Work instructions>
Isolate every line in the data with the string "title" and copy it.

(Rows from a figure dataset)

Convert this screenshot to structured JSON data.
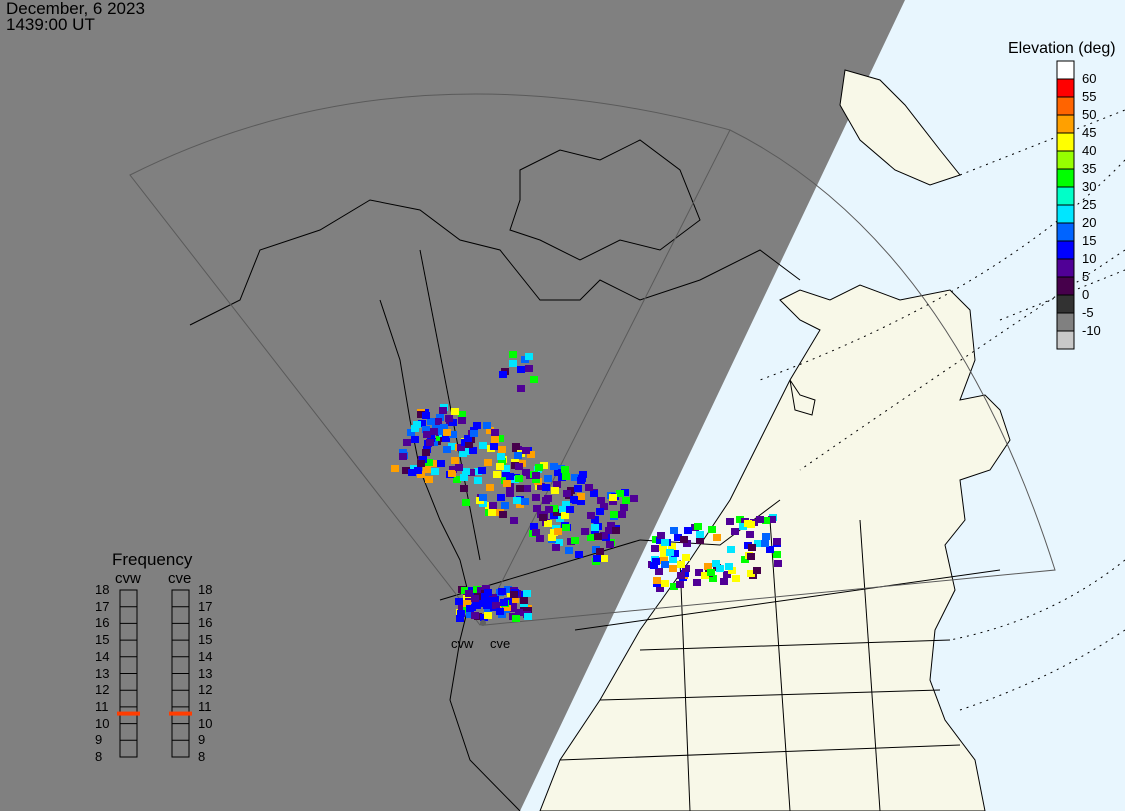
{
  "header": {
    "date": "December, 6 2023",
    "time": "1439:00 UT"
  },
  "colors": {
    "night": "#808080",
    "ocean": "#e8f6fe",
    "land": "#f8f8e8",
    "fov": "#606060"
  },
  "elevation_legend": {
    "title": "Elevation (deg)",
    "bins": [
      {
        "label": "60",
        "color": "#ffffff"
      },
      {
        "label": "55",
        "color": "#ff0000"
      },
      {
        "label": "50",
        "color": "#ff6400"
      },
      {
        "label": "45",
        "color": "#ffa000"
      },
      {
        "label": "40",
        "color": "#ffff00"
      },
      {
        "label": "35",
        "color": "#96ff00"
      },
      {
        "label": "30",
        "color": "#00ff00"
      },
      {
        "label": "25",
        "color": "#00ffc8"
      },
      {
        "label": "20",
        "color": "#00e6ff"
      },
      {
        "label": "15",
        "color": "#0064ff"
      },
      {
        "label": "10",
        "color": "#0000ff"
      },
      {
        "label": "5",
        "color": "#500096"
      },
      {
        "label": "0",
        "color": "#46004b"
      },
      {
        "label": "-5",
        "color": "#323232"
      },
      {
        "label": "-10",
        "color": "#808080"
      },
      {
        "label": "",
        "color": "#c8c8c8"
      }
    ]
  },
  "frequency_panel": {
    "title": "Frequency",
    "ticks": [
      "18",
      "17",
      "16",
      "15",
      "14",
      "13",
      "12",
      "11",
      "10",
      "9",
      "8"
    ],
    "radars": [
      {
        "name": "cvw",
        "frequency_mhz": 10.6
      },
      {
        "name": "cve",
        "frequency_mhz": 10.6
      }
    ],
    "marker_color": "#ff3c00"
  },
  "radar_sites": [
    {
      "name": "cvw"
    },
    {
      "name": "cve"
    }
  ]
}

Solution>
    "title": "Elevation (deg)",
    "title": "Frequency",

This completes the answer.